* _Aim of the task_
Take down each entry exactly as written.

* _Records for processing_
━━━
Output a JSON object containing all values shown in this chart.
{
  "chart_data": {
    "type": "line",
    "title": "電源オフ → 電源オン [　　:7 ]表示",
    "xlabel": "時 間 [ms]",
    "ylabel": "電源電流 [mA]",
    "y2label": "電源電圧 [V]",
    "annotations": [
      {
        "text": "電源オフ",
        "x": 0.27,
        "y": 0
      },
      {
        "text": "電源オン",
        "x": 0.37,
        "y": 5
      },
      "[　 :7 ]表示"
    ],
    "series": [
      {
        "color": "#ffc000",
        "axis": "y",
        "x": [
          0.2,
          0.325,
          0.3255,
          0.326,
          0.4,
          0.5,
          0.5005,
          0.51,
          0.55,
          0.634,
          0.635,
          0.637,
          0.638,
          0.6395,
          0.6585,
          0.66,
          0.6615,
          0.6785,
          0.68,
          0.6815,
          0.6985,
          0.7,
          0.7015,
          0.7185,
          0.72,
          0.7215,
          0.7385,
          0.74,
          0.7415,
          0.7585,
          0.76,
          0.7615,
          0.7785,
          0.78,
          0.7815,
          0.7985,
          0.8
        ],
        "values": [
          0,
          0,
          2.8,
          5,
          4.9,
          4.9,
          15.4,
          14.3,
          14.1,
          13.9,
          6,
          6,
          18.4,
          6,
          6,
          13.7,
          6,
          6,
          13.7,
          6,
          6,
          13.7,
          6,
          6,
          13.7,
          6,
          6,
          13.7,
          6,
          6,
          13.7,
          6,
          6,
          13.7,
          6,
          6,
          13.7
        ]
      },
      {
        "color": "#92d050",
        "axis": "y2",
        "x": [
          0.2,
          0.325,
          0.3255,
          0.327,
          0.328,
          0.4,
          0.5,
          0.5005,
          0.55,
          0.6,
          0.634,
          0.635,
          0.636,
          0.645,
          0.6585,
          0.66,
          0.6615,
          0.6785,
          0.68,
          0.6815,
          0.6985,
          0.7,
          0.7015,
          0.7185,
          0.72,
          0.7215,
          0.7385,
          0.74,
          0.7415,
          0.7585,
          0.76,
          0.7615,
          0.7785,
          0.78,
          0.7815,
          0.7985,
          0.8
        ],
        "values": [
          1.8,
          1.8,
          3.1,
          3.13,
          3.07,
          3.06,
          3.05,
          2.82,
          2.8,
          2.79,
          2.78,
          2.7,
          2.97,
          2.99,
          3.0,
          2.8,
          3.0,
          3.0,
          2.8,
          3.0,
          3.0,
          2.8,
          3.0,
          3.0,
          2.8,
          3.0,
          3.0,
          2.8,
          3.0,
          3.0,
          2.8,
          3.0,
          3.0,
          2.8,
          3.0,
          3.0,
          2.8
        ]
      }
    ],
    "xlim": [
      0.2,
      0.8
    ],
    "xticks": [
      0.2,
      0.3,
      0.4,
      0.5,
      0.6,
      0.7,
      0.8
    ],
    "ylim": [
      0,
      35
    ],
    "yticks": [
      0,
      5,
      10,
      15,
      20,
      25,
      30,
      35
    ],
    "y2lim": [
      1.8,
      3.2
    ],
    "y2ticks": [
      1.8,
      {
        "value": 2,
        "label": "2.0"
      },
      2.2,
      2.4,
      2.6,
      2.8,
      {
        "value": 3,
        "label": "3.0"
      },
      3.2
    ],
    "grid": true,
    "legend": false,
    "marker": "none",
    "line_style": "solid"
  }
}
━━━
* _Response_
Output a JSON object containing all values shown in this chart.
{
  "chart_data": {
    "type": "line",
    "title": "電源オフ → 電源オン [　　:7 ]表示",
    "xlabel": "時 間 [ms]",
    "ylabel": "電源電流 [mA]",
    "y2label": "電源電圧 [V]",
    "annotations": [
      {
        "text": "電源オフ",
        "x": 0.27,
        "y": 0
      },
      {
        "text": "電源オン",
        "x": 0.37,
        "y": 5
      },
      "[　 :7 ]表示"
    ],
    "series": [
      {
        "color": "#ffc000",
        "axis": "y",
        "x": [
          0.2,
          0.325,
          0.3255,
          0.326,
          0.4,
          0.5,
          0.5005,
          0.51,
          0.55,
          0.634,
          0.635,
          0.637,
          0.638,
          0.6395,
          0.6585,
          0.66,
          0.6615,
          0.6785,
          0.68,
          0.6815,
          0.6985,
          0.7,
          0.7015,
          0.7185,
          0.72,
          0.7215,
          0.7385,
          0.74,
          0.7415,
          0.7585,
          0.76,
          0.7615,
          0.7785,
          0.78,
          0.7815,
          0.7985,
          0.8
        ],
        "values": [
          0,
          0,
          2.8,
          5,
          4.9,
          4.9,
          15.4,
          14.3,
          14.1,
          13.9,
          6,
          6,
          18.4,
          6,
          6,
          13.7,
          6,
          6,
          13.7,
          6,
          6,
          13.7,
          6,
          6,
          13.7,
          6,
          6,
          13.7,
          6,
          6,
          13.7,
          6,
          6,
          13.7,
          6,
          6,
          13.7
        ]
      },
      {
        "color": "#92d050",
        "axis": "y2",
        "x": [
          0.2,
          0.325,
          0.3255,
          0.327,
          0.328,
          0.4,
          0.5,
          0.5005,
          0.55,
          0.6,
          0.634,
          0.635,
          0.636,
          0.645,
          0.6585,
          0.66,
          0.6615,
          0.6785,
          0.68,
          0.6815,
          0.6985,
          0.7,
          0.7015,
          0.7185,
          0.72,
          0.7215,
          0.7385,
          0.74,
          0.7415,
          0.7585,
          0.76,
          0.7615,
          0.7785,
          0.78,
          0.7815,
          0.7985,
          0.8
        ],
        "values": [
          1.8,
          1.8,
          3.1,
          3.13,
          3.07,
          3.06,
          3.05,
          2.82,
          2.8,
          2.79,
          2.78,
          2.7,
          2.97,
          2.99,
          3.0,
          2.8,
          3.0,
          3.0,
          2.8,
          3.0,
          3.0,
          2.8,
          3.0,
          3.0,
          2.8,
          3.0,
          3.0,
          2.8,
          3.0,
          3.0,
          2.8,
          3.0,
          3.0,
          2.8,
          3.0,
          3.0,
          2.8
        ]
      }
    ],
    "xlim": [
      0.2,
      0.8
    ],
    "xticks": [
      0.2,
      0.3,
      0.4,
      0.5,
      0.6,
      0.7,
      0.8
    ],
    "ylim": [
      0,
      35
    ],
    "yticks": [
      0,
      5,
      10,
      15,
      20,
      25,
      30,
      35
    ],
    "y2lim": [
      1.8,
      3.2
    ],
    "y2ticks": [
      1.8,
      {
        "value": 2,
        "label": "2.0"
      },
      2.2,
      2.4,
      2.6,
      2.8,
      {
        "value": 3,
        "label": "3.0"
      },
      3.2
    ],
    "grid": true,
    "legend": false,
    "marker": "none",
    "line_style": "solid"
  }
}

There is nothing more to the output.